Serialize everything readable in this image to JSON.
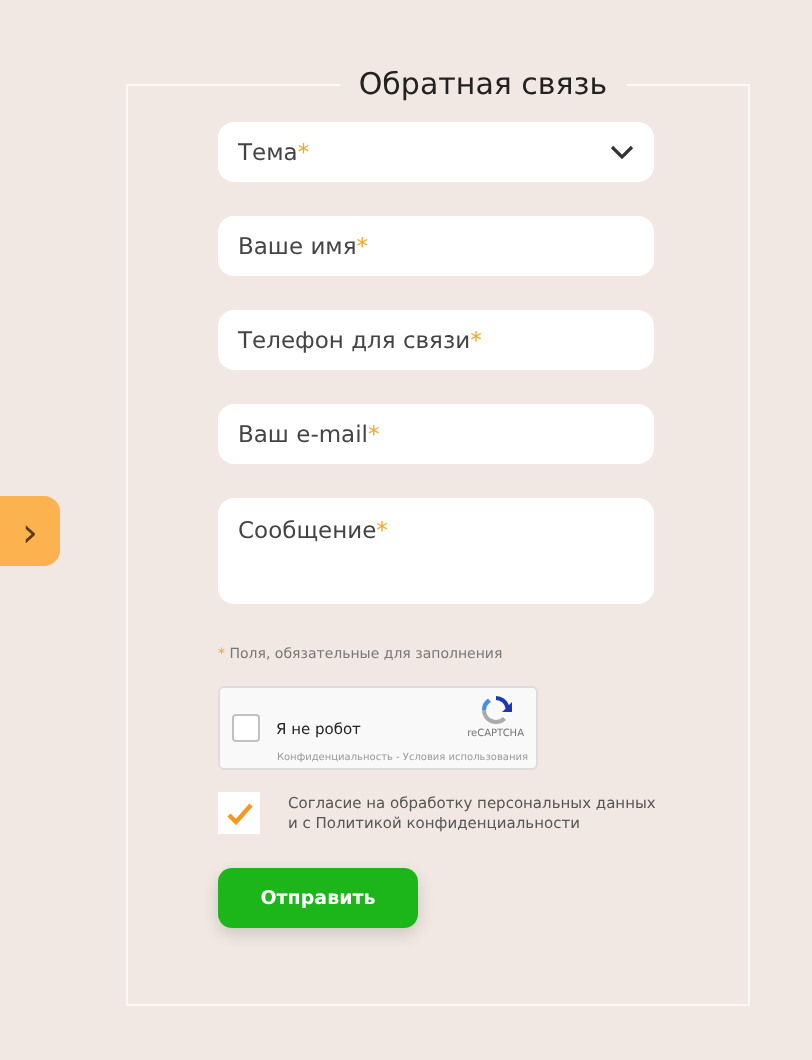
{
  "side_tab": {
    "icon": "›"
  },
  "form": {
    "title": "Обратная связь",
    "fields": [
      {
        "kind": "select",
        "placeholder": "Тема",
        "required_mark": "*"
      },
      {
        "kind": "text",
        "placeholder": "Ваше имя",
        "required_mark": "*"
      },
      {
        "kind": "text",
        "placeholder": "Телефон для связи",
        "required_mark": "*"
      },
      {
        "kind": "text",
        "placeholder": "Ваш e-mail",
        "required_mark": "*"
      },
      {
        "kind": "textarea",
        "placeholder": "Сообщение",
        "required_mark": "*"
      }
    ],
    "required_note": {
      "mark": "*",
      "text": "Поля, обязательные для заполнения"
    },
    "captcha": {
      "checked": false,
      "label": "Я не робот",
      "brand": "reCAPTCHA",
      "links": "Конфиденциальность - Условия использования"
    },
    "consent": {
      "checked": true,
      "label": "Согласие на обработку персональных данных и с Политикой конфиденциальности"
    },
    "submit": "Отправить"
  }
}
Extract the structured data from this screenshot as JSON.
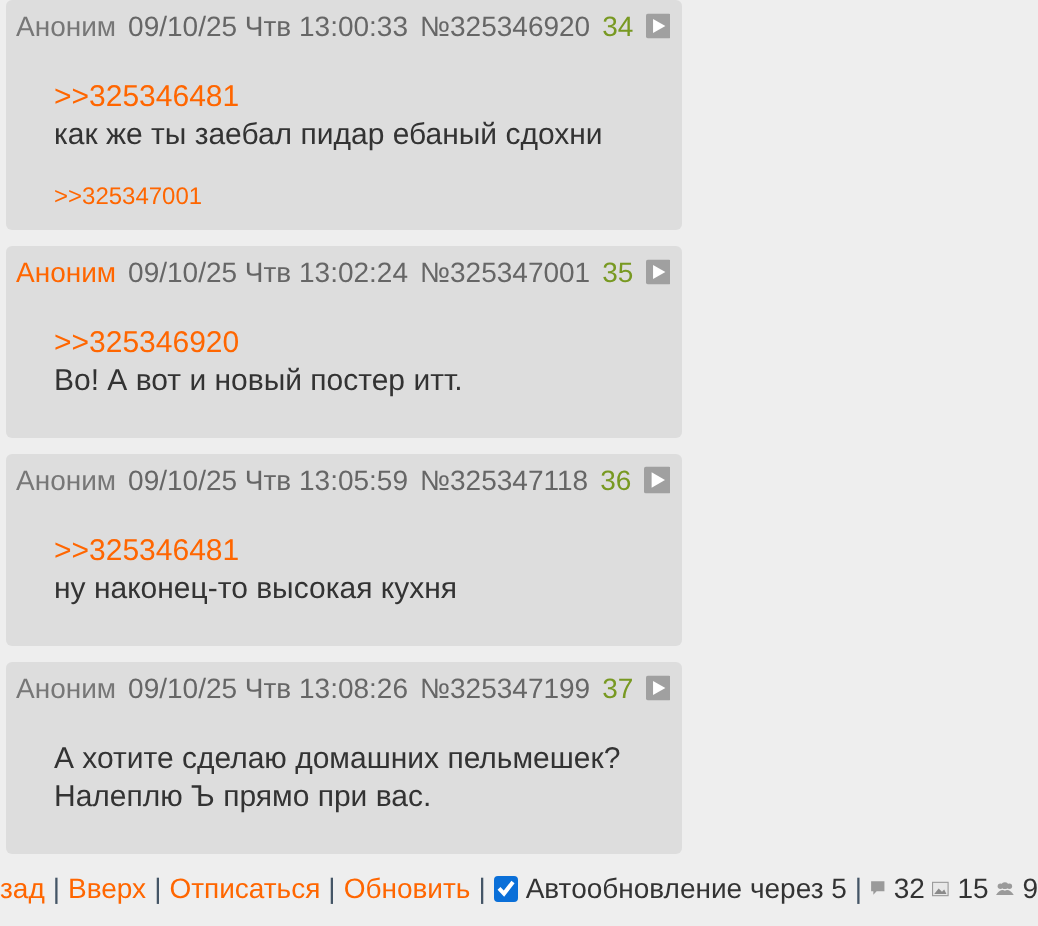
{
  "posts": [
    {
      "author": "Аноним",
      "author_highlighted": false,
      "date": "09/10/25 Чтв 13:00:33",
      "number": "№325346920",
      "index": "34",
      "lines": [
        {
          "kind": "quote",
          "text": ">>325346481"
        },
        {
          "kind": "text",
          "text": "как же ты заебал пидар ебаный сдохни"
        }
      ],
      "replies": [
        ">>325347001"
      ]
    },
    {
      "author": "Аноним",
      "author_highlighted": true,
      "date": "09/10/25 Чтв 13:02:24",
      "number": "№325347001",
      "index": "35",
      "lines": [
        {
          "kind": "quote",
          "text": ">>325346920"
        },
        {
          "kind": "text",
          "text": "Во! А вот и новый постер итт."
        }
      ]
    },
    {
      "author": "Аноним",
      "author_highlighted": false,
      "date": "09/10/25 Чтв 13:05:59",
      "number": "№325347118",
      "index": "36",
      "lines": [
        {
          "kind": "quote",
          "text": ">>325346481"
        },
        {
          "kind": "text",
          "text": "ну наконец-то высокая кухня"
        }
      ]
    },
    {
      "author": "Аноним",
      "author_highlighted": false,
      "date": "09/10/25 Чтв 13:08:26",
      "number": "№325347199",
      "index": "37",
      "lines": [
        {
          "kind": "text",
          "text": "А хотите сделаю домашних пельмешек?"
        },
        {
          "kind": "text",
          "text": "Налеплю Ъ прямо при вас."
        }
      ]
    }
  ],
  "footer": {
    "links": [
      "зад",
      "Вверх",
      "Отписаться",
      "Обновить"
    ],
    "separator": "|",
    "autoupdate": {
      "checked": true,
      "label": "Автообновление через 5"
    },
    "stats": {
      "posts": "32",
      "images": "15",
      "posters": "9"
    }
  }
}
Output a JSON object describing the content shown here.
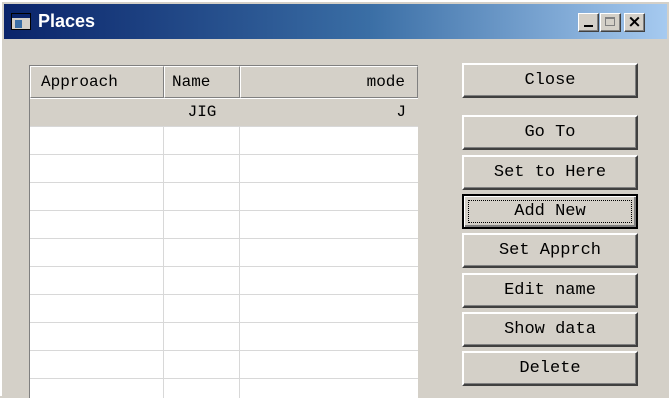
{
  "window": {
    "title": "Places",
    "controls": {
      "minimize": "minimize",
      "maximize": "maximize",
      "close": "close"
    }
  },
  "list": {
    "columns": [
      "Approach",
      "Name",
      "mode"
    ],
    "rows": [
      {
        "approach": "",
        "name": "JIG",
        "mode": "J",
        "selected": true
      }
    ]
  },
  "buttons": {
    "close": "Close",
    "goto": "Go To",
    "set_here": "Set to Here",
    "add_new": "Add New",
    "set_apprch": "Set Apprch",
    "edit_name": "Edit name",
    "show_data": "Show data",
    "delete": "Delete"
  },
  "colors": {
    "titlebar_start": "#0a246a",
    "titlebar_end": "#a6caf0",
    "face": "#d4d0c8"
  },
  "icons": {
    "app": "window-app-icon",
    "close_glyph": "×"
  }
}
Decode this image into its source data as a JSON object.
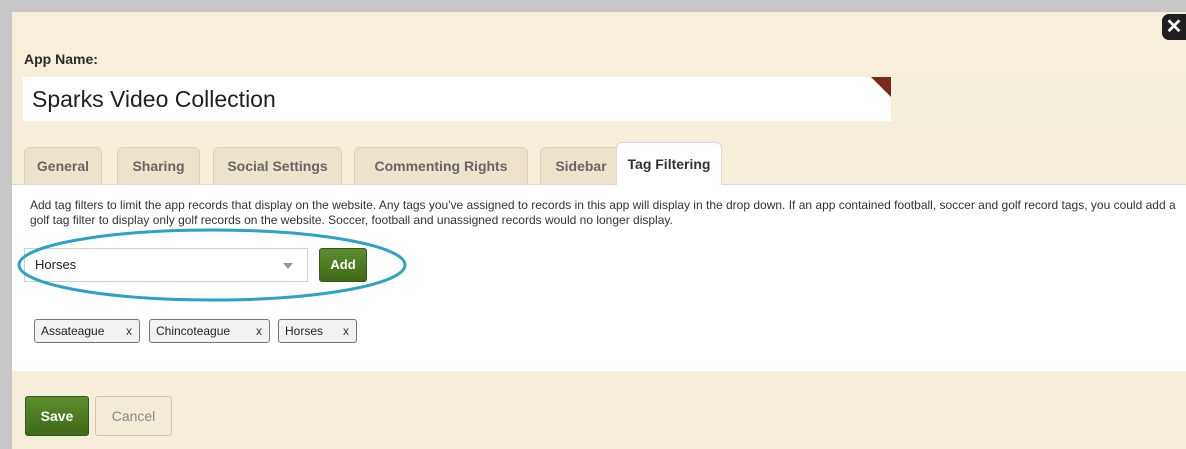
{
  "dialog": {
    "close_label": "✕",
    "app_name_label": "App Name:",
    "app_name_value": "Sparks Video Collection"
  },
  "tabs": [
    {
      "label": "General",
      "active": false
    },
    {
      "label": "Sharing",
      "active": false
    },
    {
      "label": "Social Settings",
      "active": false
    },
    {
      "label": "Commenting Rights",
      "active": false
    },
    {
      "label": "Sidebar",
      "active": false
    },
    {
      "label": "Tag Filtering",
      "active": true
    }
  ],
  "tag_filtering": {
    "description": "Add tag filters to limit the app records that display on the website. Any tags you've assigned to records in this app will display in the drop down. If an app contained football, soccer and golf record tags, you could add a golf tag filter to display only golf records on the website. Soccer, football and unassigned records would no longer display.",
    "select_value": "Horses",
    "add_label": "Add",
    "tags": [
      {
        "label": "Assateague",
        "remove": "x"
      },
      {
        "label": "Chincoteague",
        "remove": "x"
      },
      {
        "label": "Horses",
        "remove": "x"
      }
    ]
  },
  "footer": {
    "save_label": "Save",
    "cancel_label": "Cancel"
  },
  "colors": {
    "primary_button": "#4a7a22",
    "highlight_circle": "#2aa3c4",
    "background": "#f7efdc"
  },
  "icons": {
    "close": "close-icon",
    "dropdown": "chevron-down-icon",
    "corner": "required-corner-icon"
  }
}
■ ■ ■ ■ ■ ■ ■
WHAT TO WORK ON — Return all of the entries word for word, but omit the pictures.

RIGHT ANSWER —
Serialize everything readable in this image to JSON.
{
  "side_tab": {
    "icon": "›"
  },
  "form": {
    "title": "Обратная связь",
    "fields": [
      {
        "kind": "select",
        "placeholder": "Тема",
        "required_mark": "*"
      },
      {
        "kind": "text",
        "placeholder": "Ваше имя",
        "required_mark": "*"
      },
      {
        "kind": "text",
        "placeholder": "Телефон для связи",
        "required_mark": "*"
      },
      {
        "kind": "text",
        "placeholder": "Ваш e-mail",
        "required_mark": "*"
      },
      {
        "kind": "textarea",
        "placeholder": "Сообщение",
        "required_mark": "*"
      }
    ],
    "required_note": {
      "mark": "*",
      "text": "Поля, обязательные для заполнения"
    },
    "captcha": {
      "checked": false,
      "label": "Я не робот",
      "brand": "reCAPTCHA",
      "links": "Конфиденциальность - Условия использования"
    },
    "consent": {
      "checked": true,
      "label": "Согласие на обработку персональных данных и с Политикой конфиденциальности"
    },
    "submit": "Отправить"
  }
}
Extract the structured data from this screenshot as JSON.
{
  "posts": [
    {
      "author": "Аноним",
      "author_highlighted": false,
      "date": "09/10/25 Чтв 13:00:33",
      "number": "№325346920",
      "index": "34",
      "lines": [
        {
          "kind": "quote",
          "text": ">>325346481"
        },
        {
          "kind": "text",
          "text": "как же ты заебал пидар ебаный сдохни"
        }
      ],
      "replies": [
        ">>325347001"
      ]
    },
    {
      "author": "Аноним",
      "author_highlighted": true,
      "date": "09/10/25 Чтв 13:02:24",
      "number": "№325347001",
      "index": "35",
      "lines": [
        {
          "kind": "quote",
          "text": ">>325346920"
        },
        {
          "kind": "text",
          "text": "Во! А вот и новый постер итт."
        }
      ]
    },
    {
      "author": "Аноним",
      "author_highlighted": false,
      "date": "09/10/25 Чтв 13:05:59",
      "number": "№325347118",
      "index": "36",
      "lines": [
        {
          "kind": "quote",
          "text": ">>325346481"
        },
        {
          "kind": "text",
          "text": "ну наконец-то высокая кухня"
        }
      ]
    },
    {
      "author": "Аноним",
      "author_highlighted": false,
      "date": "09/10/25 Чтв 13:08:26",
      "number": "№325347199",
      "index": "37",
      "lines": [
        {
          "kind": "text",
          "text": "А хотите сделаю домашних пельмешек?"
        },
        {
          "kind": "text",
          "text": "Налеплю Ъ прямо при вас."
        }
      ]
    }
  ],
  "footer": {
    "links": [
      "зад",
      "Вверх",
      "Отписаться",
      "Обновить"
    ],
    "separator": "|",
    "autoupdate": {
      "checked": true,
      "label": "Автообновление через 5"
    },
    "stats": {
      "posts": "32",
      "images": "15",
      "posters": "9"
    }
  }
}
Output a JSON object describing the content shown here.
{
  "window": {
    "title": "Places",
    "controls": {
      "minimize": "minimize",
      "maximize": "maximize",
      "close": "close"
    }
  },
  "list": {
    "columns": [
      "Approach",
      "Name",
      "mode"
    ],
    "rows": [
      {
        "approach": "",
        "name": "JIG",
        "mode": "J",
        "selected": true
      }
    ]
  },
  "buttons": {
    "close": "Close",
    "goto": "Go To",
    "set_here": "Set to Here",
    "add_new": "Add New",
    "set_apprch": "Set Apprch",
    "edit_name": "Edit name",
    "show_data": "Show data",
    "delete": "Delete"
  },
  "colors": {
    "titlebar_start": "#0a246a",
    "titlebar_end": "#a6caf0",
    "face": "#d4d0c8"
  },
  "icons": {
    "app": "window-app-icon",
    "close_glyph": "×"
  }
}
Decode this image into its source data as a JSON object.
{
  "dialog": {
    "close_label": "✕",
    "app_name_label": "App Name:",
    "app_name_value": "Sparks Video Collection"
  },
  "tabs": [
    {
      "label": "General",
      "active": false
    },
    {
      "label": "Sharing",
      "active": false
    },
    {
      "label": "Social Settings",
      "active": false
    },
    {
      "label": "Commenting Rights",
      "active": false
    },
    {
      "label": "Sidebar",
      "active": false
    },
    {
      "label": "Tag Filtering",
      "active": true
    }
  ],
  "tag_filtering": {
    "description": "Add tag filters to limit the app records that display on the website. Any tags you've assigned to records in this app will display in the drop down. If an app contained football, soccer and golf record tags, you could add a golf tag filter to display only golf records on the website. Soccer, football and unassigned records would no longer display.",
    "select_value": "Horses",
    "add_label": "Add",
    "tags": [
      {
        "label": "Assateague",
        "remove": "x"
      },
      {
        "label": "Chincoteague",
        "remove": "x"
      },
      {
        "label": "Horses",
        "remove": "x"
      }
    ]
  },
  "footer": {
    "save_label": "Save",
    "cancel_label": "Cancel"
  },
  "colors": {
    "primary_button": "#4a7a22",
    "highlight_circle": "#2aa3c4",
    "background": "#f7efdc"
  },
  "icons": {
    "close": "close-icon",
    "dropdown": "chevron-down-icon",
    "corner": "required-corner-icon"
  }
}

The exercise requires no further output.